Task objective => Every line of the material below must be repeated exactly.

Records for the exercise =>
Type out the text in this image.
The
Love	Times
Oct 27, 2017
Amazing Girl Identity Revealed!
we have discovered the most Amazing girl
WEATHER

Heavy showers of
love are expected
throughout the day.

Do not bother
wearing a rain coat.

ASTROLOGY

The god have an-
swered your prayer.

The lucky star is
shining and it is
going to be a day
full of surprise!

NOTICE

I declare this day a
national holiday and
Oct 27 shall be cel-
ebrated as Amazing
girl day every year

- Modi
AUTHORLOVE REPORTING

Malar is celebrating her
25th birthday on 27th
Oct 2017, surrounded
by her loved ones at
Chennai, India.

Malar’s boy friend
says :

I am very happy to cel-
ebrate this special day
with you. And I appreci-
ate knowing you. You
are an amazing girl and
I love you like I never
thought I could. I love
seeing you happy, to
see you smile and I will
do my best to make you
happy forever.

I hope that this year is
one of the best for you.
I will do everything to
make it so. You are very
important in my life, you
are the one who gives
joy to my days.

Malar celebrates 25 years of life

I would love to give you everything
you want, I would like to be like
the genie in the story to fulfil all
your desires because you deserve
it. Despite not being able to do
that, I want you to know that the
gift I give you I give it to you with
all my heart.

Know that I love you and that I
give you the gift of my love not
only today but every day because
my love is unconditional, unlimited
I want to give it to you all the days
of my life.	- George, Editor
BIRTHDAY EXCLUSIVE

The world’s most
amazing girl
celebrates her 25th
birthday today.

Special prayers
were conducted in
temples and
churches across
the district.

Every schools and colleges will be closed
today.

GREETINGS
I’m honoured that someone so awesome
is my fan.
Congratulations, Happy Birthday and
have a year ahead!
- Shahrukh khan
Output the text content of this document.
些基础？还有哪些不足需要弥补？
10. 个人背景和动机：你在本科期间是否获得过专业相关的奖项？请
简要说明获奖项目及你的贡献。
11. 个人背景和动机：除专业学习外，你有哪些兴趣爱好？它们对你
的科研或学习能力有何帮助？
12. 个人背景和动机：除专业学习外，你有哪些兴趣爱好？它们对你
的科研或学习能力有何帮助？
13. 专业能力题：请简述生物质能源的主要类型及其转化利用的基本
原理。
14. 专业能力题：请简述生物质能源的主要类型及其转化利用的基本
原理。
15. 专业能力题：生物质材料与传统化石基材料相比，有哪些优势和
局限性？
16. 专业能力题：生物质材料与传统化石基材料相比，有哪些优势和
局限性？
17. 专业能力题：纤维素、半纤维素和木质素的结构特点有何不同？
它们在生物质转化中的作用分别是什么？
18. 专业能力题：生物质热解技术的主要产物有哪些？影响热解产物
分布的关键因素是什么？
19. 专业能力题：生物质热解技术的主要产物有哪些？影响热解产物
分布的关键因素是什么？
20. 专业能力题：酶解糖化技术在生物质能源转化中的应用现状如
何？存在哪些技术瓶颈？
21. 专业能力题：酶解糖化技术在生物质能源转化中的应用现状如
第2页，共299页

Solution to this exercise =>
Type out the text in this image.
The
Love	Times
Oct 27, 2017
Amazing Girl Identity Revealed!
we have discovered the most Amazing girl
WEATHER

Heavy showers of
love are expected
throughout the day.

Do not bother
wearing a rain coat.

ASTROLOGY

The god have an-
swered your prayer.

The lucky star is
shining and it is
going to be a day
full of surprise!

NOTICE

I declare this day a
national holiday and
Oct 27 shall be cel-
ebrated as Amazing
girl day every year

- Modi
AUTHORLOVE REPORTING

Malar is celebrating her
25th birthday on 27th
Oct 2017, surrounded
by her loved ones at
Chennai, India.

Malar’s boy friend
says :

I am very happy to cel-
ebrate this special day
with you. And I appreci-
ate knowing you. You
are an amazing girl and
I love you like I never
thought I could. I love
seeing you happy, to
see you smile and I will
do my best to make you
happy forever.

I hope that this year is
one of the best for you.
I will do everything to
make it so. You are very
important in my life, you
are the one who gives
joy to my days.

Malar celebrates 25 years of life

I would love to give you everything
you want, I would like to be like
the genie in the story to fulfil all
your desires because you deserve
it. Despite not being able to do
that, I want you to know that the
gift I give you I give it to you with
all my heart.

Know that I love you and that I
give you the gift of my love not
only today but every day because
my love is unconditional, unlimited
I want to give it to you all the days
of my life.	- George, Editor
BIRTHDAY EXCLUSIVE

The world’s most
amazing girl
celebrates her 25th
birthday today.

Special prayers
were conducted in
temples and
churches across
the district.

Every schools and colleges will be closed
today.

GREETINGS
I’m honoured that someone so awesome
is my fan.
Congratulations, Happy Birthday and
have a year ahead!
- Shahrukh khan
Output the text content of this document.
些基础？还有哪些不足需要弥补？
10. 个人背景和动机：你在本科期间是否获得过专业相关的奖项？请
简要说明获奖项目及你的贡献。
11. 个人背景和动机：除专业学习外，你有哪些兴趣爱好？它们对你
的科研或学习能力有何帮助？
12. 个人背景和动机：除专业学习外，你有哪些兴趣爱好？它们对你
的科研或学习能力有何帮助？
13. 专业能力题：请简述生物质能源的主要类型及其转化利用的基本
原理。
14. 专业能力题：请简述生物质能源的主要类型及其转化利用的基本
原理。
15. 专业能力题：生物质材料与传统化石基材料相比，有哪些优势和
局限性？
16. 专业能力题：生物质材料与传统化石基材料相比，有哪些优势和
局限性？
17. 专业能力题：纤维素、半纤维素和木质素的结构特点有何不同？
它们在生物质转化中的作用分别是什么？
18. 专业能力题：生物质热解技术的主要产物有哪些？影响热解产物
分布的关键因素是什么？
19. 专业能力题：生物质热解技术的主要产物有哪些？影响热解产物
分布的关键因素是什么？
20. 专业能力题：酶解糖化技术在生物质能源转化中的应用现状如
何？存在哪些技术瓶颈？
21. 专业能力题：酶解糖化技术在生物质能源转化中的应用现状如
第2页，共299页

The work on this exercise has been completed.